▶ _Given instruction_
Using the entries that follow, collect the lines where the word "image" appears.

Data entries
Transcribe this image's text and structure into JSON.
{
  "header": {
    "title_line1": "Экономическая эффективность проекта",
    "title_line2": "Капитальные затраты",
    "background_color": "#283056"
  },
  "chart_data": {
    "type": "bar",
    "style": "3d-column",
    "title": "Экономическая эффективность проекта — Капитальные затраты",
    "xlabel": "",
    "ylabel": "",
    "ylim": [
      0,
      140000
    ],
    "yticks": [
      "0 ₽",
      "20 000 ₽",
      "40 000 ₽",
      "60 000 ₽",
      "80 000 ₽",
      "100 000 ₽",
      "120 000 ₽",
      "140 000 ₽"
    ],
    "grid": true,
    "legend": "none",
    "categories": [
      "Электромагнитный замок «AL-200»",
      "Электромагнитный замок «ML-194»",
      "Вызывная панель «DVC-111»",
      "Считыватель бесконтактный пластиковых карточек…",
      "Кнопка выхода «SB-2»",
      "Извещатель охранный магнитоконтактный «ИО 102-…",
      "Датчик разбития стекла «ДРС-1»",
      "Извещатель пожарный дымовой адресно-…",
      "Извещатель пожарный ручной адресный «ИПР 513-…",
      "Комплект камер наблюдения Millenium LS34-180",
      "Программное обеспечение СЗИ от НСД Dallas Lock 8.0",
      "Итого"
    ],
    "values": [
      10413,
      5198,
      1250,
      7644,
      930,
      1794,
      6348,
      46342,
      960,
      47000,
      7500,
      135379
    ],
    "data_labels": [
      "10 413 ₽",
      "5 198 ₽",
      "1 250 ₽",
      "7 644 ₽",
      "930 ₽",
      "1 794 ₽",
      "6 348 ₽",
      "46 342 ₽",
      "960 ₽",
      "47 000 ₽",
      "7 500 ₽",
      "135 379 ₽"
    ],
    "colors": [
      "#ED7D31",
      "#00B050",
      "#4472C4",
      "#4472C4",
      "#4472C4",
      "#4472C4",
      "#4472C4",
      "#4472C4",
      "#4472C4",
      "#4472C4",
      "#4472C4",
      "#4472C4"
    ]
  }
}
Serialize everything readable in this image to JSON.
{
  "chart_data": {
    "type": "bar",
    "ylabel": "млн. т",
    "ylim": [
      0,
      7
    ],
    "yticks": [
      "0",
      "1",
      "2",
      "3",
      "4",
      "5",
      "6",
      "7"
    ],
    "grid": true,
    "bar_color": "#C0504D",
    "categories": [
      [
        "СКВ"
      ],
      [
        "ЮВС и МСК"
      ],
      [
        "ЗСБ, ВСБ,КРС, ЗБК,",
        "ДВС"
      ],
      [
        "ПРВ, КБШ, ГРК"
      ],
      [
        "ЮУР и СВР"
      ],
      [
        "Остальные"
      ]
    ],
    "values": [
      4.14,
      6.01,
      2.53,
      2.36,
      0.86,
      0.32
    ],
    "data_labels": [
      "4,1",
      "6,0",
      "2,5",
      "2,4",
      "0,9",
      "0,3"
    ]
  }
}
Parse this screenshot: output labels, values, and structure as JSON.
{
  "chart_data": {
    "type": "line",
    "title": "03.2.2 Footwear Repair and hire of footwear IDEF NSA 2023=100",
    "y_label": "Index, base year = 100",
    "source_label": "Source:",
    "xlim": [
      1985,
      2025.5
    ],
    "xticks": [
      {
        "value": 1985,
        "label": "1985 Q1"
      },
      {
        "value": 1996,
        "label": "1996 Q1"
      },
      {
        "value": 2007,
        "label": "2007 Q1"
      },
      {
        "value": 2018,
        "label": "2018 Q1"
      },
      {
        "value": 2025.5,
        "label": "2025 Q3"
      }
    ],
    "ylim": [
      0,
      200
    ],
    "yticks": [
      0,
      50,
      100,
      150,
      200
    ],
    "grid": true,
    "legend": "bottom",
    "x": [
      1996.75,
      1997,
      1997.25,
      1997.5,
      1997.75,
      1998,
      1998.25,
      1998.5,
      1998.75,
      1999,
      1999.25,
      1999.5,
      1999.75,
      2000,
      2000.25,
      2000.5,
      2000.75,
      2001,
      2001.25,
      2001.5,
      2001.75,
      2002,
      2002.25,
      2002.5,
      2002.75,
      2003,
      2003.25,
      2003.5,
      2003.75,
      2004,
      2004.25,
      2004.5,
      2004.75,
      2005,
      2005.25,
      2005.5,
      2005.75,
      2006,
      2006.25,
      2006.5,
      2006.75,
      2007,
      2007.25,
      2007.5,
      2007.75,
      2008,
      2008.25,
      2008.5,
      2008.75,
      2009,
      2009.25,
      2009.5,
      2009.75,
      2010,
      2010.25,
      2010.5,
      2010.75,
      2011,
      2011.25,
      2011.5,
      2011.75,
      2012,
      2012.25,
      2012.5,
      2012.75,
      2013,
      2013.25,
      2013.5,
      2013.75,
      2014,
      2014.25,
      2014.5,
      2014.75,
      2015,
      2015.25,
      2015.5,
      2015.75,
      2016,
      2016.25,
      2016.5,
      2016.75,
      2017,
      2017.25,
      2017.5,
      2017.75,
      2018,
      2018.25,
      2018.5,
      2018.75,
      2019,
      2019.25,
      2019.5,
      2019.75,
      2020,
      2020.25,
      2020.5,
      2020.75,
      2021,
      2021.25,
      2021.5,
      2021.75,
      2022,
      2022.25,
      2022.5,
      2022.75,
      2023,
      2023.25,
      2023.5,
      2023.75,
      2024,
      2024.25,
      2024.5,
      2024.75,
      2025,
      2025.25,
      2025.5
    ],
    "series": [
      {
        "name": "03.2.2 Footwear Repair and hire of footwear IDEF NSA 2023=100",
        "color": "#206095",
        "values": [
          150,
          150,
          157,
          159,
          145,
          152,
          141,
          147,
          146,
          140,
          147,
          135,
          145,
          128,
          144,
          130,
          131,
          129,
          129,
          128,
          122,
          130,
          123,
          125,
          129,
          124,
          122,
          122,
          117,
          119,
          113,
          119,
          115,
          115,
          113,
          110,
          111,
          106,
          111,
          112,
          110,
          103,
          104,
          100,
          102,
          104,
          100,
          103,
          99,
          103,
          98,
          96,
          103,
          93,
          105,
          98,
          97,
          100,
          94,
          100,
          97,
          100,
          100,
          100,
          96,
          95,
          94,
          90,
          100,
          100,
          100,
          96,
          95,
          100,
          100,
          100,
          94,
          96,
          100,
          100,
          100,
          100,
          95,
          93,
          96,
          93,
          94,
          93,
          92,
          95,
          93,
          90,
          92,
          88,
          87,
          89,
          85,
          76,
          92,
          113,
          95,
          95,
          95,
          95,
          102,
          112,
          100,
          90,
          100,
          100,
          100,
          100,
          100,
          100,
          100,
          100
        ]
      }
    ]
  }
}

▶ _Solution for this exercise_
Transcribe this image's text and structure into JSON.
Serialize everything readable in this image to JSON.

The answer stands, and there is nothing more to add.